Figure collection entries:
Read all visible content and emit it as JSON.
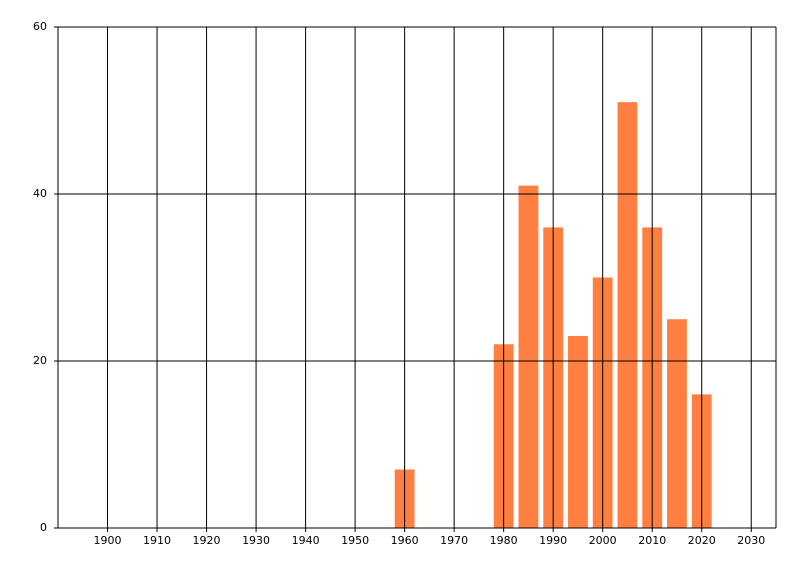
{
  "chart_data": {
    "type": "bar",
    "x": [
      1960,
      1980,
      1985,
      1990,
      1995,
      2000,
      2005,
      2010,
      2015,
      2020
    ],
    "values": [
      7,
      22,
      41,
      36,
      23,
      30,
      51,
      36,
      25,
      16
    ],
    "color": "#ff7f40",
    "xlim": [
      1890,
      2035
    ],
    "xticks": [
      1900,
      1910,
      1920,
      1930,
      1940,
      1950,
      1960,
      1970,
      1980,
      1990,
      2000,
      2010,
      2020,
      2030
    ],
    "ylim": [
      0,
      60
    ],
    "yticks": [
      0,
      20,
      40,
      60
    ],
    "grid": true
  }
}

---

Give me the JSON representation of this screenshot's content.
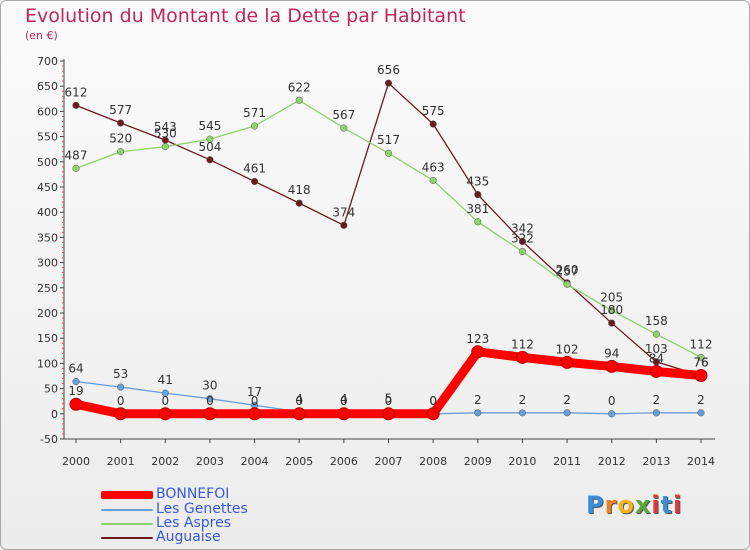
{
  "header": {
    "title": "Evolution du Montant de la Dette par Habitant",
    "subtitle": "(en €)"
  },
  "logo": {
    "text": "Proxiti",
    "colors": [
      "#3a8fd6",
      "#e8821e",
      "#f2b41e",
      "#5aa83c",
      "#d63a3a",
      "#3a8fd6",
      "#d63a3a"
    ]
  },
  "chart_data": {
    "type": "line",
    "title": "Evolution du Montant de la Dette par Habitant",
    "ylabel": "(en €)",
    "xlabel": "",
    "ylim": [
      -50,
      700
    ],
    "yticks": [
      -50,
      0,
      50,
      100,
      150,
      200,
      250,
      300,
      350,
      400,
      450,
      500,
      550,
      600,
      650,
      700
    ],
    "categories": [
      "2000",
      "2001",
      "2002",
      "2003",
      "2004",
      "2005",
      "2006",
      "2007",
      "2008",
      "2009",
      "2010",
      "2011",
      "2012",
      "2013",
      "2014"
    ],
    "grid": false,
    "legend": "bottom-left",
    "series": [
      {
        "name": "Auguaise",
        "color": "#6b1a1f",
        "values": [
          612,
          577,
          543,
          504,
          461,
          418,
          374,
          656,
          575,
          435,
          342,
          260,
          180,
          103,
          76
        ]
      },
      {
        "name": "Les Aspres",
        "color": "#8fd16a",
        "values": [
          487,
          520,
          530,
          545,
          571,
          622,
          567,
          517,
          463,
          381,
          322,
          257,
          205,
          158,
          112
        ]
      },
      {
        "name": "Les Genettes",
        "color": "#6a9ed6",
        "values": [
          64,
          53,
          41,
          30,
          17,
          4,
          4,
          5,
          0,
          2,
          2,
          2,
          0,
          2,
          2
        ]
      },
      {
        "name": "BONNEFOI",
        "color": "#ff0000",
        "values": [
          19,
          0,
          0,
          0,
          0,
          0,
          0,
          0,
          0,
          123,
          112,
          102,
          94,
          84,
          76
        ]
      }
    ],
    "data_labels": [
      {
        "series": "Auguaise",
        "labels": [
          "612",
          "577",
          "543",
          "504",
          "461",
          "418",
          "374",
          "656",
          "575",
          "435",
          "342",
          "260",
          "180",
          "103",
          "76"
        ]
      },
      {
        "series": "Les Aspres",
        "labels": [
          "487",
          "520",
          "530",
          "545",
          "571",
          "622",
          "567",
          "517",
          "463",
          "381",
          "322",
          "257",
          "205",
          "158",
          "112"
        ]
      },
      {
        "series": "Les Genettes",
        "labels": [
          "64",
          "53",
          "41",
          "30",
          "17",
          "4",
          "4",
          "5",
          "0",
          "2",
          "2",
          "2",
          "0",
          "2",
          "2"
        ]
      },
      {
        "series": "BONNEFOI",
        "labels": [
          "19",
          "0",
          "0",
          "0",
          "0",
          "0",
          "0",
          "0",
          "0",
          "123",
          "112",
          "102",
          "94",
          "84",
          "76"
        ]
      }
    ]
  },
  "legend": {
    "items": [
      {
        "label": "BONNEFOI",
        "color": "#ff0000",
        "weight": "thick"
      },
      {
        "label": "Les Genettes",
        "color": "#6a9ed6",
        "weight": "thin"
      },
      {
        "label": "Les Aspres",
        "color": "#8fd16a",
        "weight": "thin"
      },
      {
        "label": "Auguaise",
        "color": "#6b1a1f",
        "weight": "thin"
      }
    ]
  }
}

Stated exercise: Select all lines in the listing above where the word "JSON" appears, and show them.

Full solution:
Read all visible content and emit it as JSON.
Give me the JSON representation of this screenshot's content.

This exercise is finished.